● **Task details**: Repeat the listing in full, exactly as it stands.

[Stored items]
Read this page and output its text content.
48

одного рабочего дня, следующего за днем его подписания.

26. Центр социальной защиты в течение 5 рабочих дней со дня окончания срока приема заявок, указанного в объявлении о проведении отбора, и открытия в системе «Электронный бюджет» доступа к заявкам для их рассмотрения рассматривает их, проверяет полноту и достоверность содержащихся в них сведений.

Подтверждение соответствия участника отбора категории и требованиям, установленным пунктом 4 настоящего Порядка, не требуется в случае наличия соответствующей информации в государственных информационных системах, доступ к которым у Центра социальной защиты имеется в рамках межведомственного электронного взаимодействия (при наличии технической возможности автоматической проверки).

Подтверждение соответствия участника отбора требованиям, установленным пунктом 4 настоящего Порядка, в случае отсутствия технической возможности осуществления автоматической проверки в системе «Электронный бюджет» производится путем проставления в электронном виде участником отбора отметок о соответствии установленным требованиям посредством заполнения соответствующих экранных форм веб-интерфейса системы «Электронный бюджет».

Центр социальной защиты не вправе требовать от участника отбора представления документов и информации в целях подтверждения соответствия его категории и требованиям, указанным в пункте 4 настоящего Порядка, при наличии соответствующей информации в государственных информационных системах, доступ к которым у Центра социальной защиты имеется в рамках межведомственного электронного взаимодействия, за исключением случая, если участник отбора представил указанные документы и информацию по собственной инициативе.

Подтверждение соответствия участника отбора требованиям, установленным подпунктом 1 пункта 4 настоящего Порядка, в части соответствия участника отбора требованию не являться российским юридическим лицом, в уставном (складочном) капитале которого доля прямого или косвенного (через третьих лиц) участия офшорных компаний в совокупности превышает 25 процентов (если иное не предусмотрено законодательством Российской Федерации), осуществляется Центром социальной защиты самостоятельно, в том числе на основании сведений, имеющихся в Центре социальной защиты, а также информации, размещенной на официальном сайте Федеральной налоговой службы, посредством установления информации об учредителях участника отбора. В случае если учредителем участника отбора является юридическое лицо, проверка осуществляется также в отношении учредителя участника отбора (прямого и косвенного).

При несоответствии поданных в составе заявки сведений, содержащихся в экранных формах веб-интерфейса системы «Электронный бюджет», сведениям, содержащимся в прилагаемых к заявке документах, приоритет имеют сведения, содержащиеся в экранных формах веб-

● **Finished exercise**:
Read this page and output its text content.
48

одного рабочего дня, следующего за днем его подписания.

26. Центр социальной защиты в течение 5 рабочих дней со дня окончания срока приема заявок, указанного в объявлении о проведении отбора, и открытия в системе «Электронный бюджет» доступа к заявкам для их рассмотрения рассматривает их, проверяет полноту и достоверность содержащихся в них сведений.

Подтверждение соответствия участника отбора категории и требованиям, установленным пунктом 4 настоящего Порядка, не требуется в случае наличия соответствующей информации в государственных информационных системах, доступ к которым у Центра социальной защиты имеется в рамках межведомственного электронного взаимодействия (при наличии технической возможности автоматической проверки).

Подтверждение соответствия участника отбора требованиям, установленным пунктом 4 настоящего Порядка, в случае отсутствия технической возможности осуществления автоматической проверки в системе «Электронный бюджет» производится путем проставления в электронном виде участником отбора отметок о соответствии установленным требованиям посредством заполнения соответствующих экранных форм веб-интерфейса системы «Электронный бюджет».

Центр социальной защиты не вправе требовать от участника отбора представления документов и информации в целях подтверждения соответствия его категории и требованиям, указанным в пункте 4 настоящего Порядка, при наличии соответствующей информации в государственных информационных системах, доступ к которым у Центра социальной защиты имеется в рамках межведомственного электронного взаимодействия, за исключением случая, если участник отбора представил указанные документы и информацию по собственной инициативе.

Подтверждение соответствия участника отбора требованиям, установленным подпунктом 1 пункта 4 настоящего Порядка, в части соответствия участника отбора требованию не являться российским юридическим лицом, в уставном (складочном) капитале которого доля прямого или косвенного (через третьих лиц) участия офшорных компаний в совокупности превышает 25 процентов (если иное не предусмотрено законодательством Российской Федерации), осуществляется Центром социальной защиты самостоятельно, в том числе на основании сведений, имеющихся в Центре социальной защиты, а также информации, размещенной на официальном сайте Федеральной налоговой службы, посредством установления информации об учредителях участника отбора. В случае если учредителем участника отбора является юридическое лицо, проверка осуществляется также в отношении учредителя участника отбора (прямого и косвенного).

При несоответствии поданных в составе заявки сведений, содержащихся в экранных формах веб-интерфейса системы «Электронный бюджет», сведениям, содержащимся в прилагаемых к заявке документах, приоритет имеют сведения, содержащиеся в экранных формах веб-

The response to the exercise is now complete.